WRITTEN PROBLEM. Output the material below unchanged, apart from leaving out the pictures.

Stored entries:

++++++++++++++++++++

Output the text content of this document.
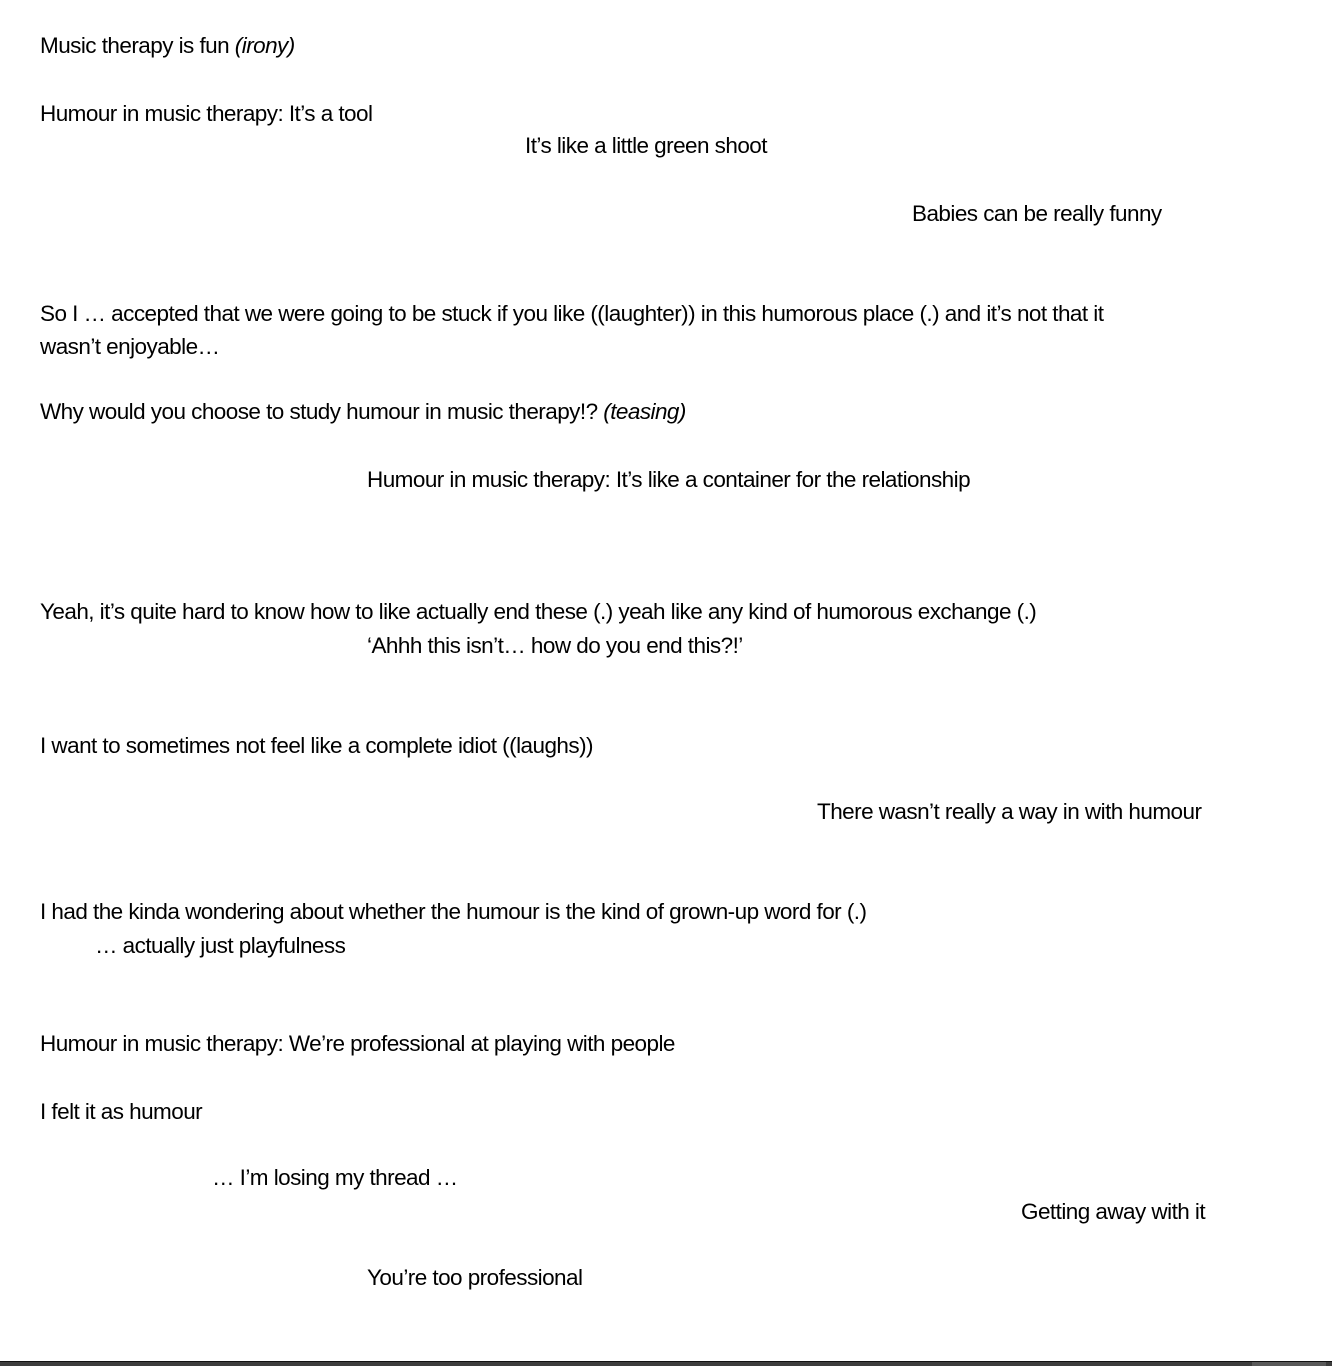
Music therapy is fun (irony)
Humour in music therapy: It’s a tool
It’s like a little green shoot
Babies can be really funny
So I … accepted that we were going to be stuck if you like ((laughter)) in this humorous place (.) and it’s not that it
wasn’t enjoyable…
Why would you choose to study humour in music therapy!? (teasing)
Humour in music therapy: It’s like a container for the relationship
Yeah, it’s quite hard to know how to like actually end these (.) yeah like any kind of humorous exchange (.)
‘Ahhh this isn’t… how do you end this?!’
I want to sometimes not feel like a complete idiot ((laughs))
There wasn’t really a way in with humour
I had the kinda wondering about whether the humour is the kind of grown-up word for (.)
… actually just playfulness
Humour in music therapy: We’re professional at playing with people
I felt it as humour
… I’m losing my thread …
Getting away with it
You’re too professional
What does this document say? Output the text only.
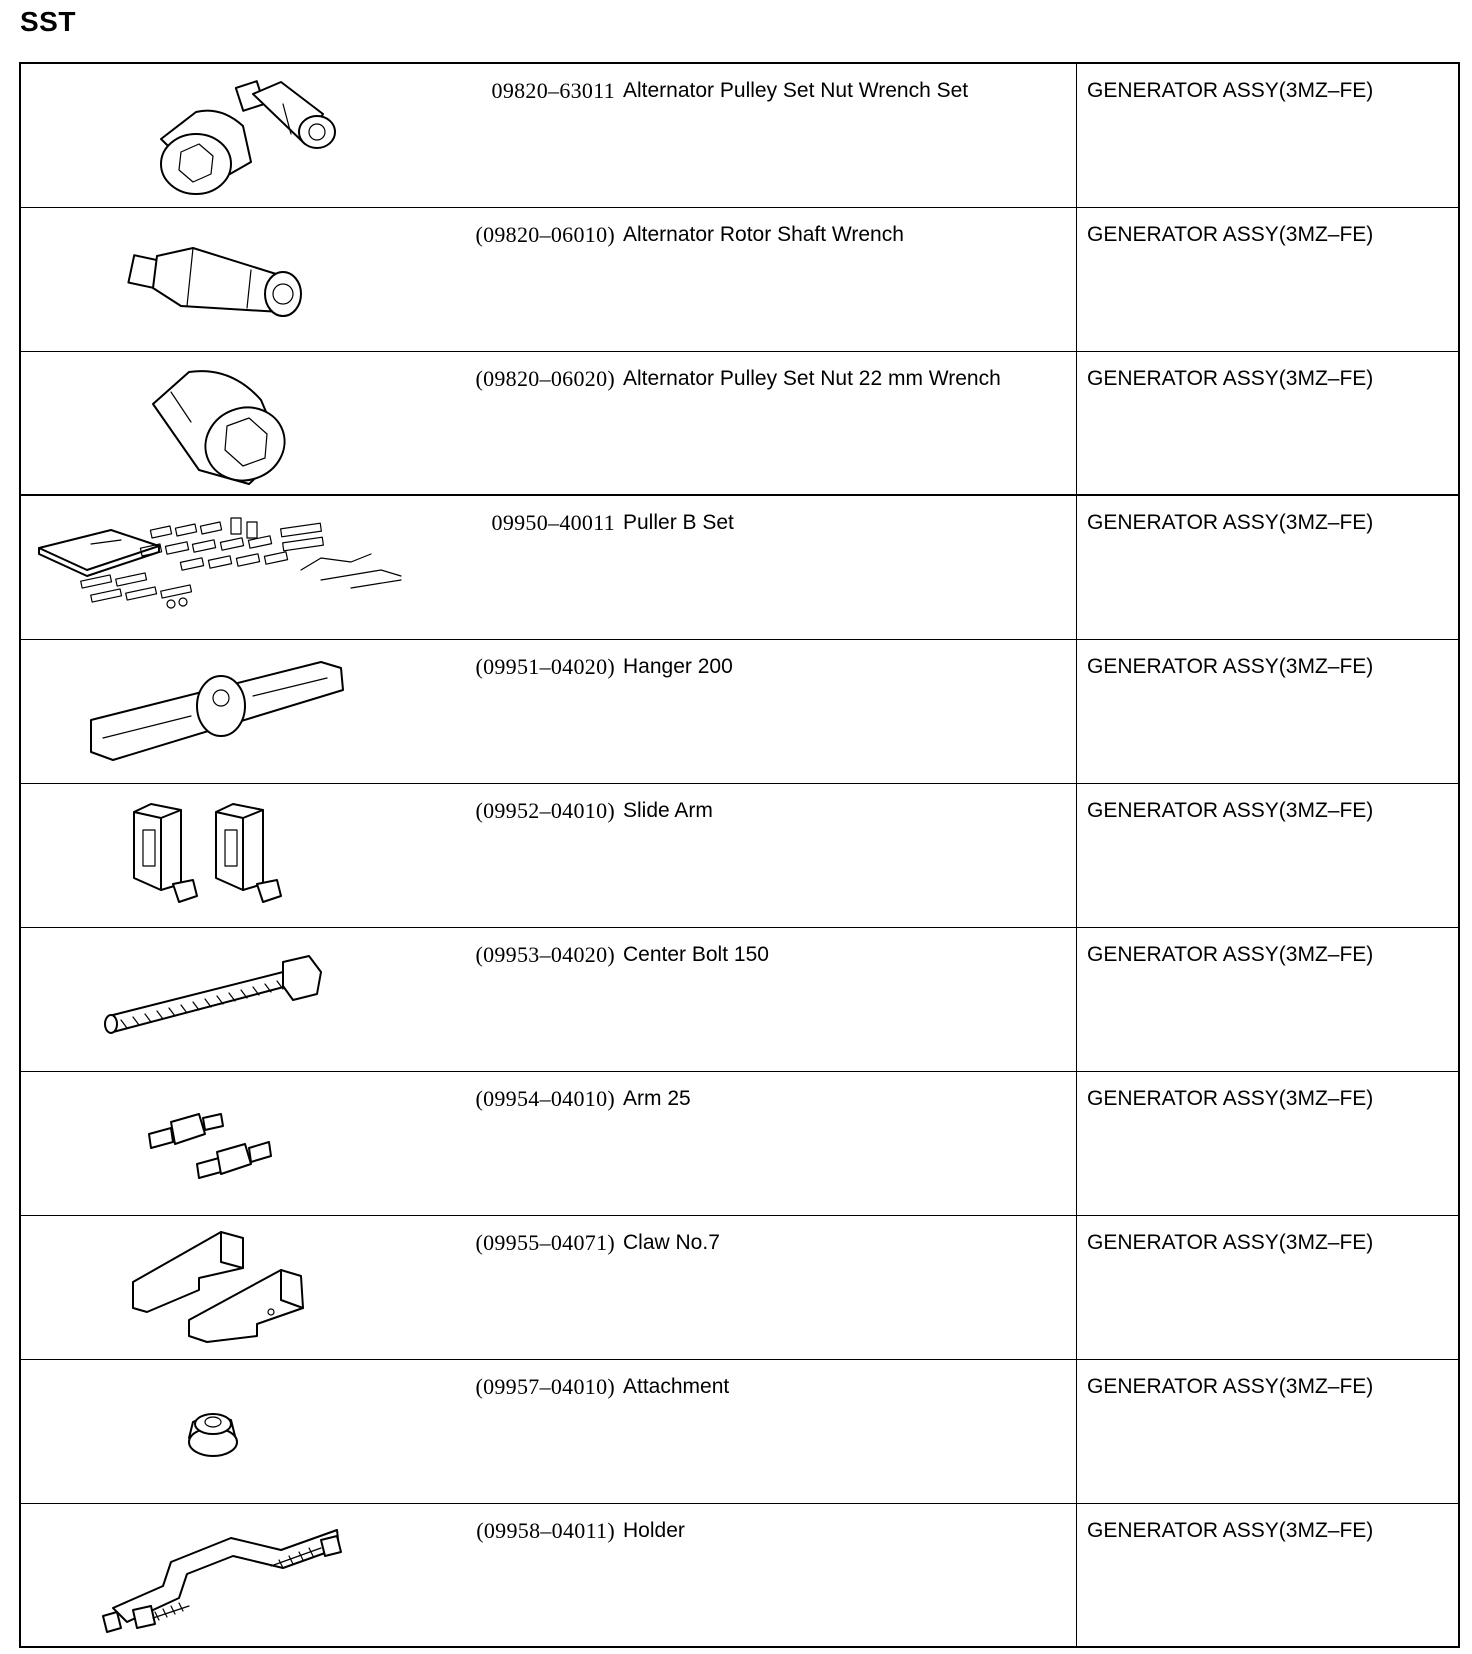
SST
09820–63011 Alternator Pulley Set Nut Wrench Set	GENERATOR ASSY(3MZ–FE)

(09820–06010) Alternator Rotor Shaft Wrench	GENERATOR ASSY(3MZ–FE)

(09820–06020) Alternator Pulley Set Nut 22 mm Wrench	GENERATOR ASSY(3MZ–FE)

09950–40011 Puller B Set	GENERATOR ASSY(3MZ–FE)

(09951–04020) Hanger 200	GENERATOR ASSY(3MZ–FE)

(09952–04010) Slide Arm	GENERATOR ASSY(3MZ–FE)

(09953–04020) Center Bolt 150	GENERATOR ASSY(3MZ–FE)

(09954–04010) Arm 25	GENERATOR ASSY(3MZ–FE)

(09955–04071) Claw No.7	GENERATOR ASSY(3MZ–FE)

(09957–04010) Attachment	GENERATOR ASSY(3MZ–FE)

(09958–04011) Holder	GENERATOR ASSY(3MZ–FE)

++++++++++++++++++++

FINAL RESULT.
Output the text content of this document.
Music therapy is fun (irony)
Humour in music therapy: It’s a tool
It’s like a little green shoot
Babies can be really funny
So I … accepted that we were going to be stuck if you like ((laughter)) in this humorous place (.) and it’s not that it
wasn’t enjoyable…
Why would you choose to study humour in music therapy!? (teasing)
Humour in music therapy: It’s like a container for the relationship
Yeah, it’s quite hard to know how to like actually end these (.) yeah like any kind of humorous exchange (.)
‘Ahhh this isn’t… how do you end this?!’
I want to sometimes not feel like a complete idiot ((laughs))
There wasn’t really a way in with humour
I had the kinda wondering about whether the humour is the kind of grown-up word for (.)
… actually just playfulness
Humour in music therapy: We’re professional at playing with people
I felt it as humour
… I’m losing my thread …
Getting away with it
You’re too professional
What does this document say? Output the text only.
SST
09820–63011 Alternator Pulley Set Nut Wrench Set	GENERATOR ASSY(3MZ–FE)

(09820–06010) Alternator Rotor Shaft Wrench	GENERATOR ASSY(3MZ–FE)

(09820–06020) Alternator Pulley Set Nut 22 mm Wrench	GENERATOR ASSY(3MZ–FE)

09950–40011 Puller B Set	GENERATOR ASSY(3MZ–FE)

(09951–04020) Hanger 200	GENERATOR ASSY(3MZ–FE)

(09952–04010) Slide Arm	GENERATOR ASSY(3MZ–FE)

(09953–04020) Center Bolt 150	GENERATOR ASSY(3MZ–FE)

(09954–04010) Arm 25	GENERATOR ASSY(3MZ–FE)

(09955–04071) Claw No.7	GENERATOR ASSY(3MZ–FE)

(09957–04010) Attachment	GENERATOR ASSY(3MZ–FE)

(09958–04011) Holder	GENERATOR ASSY(3MZ–FE)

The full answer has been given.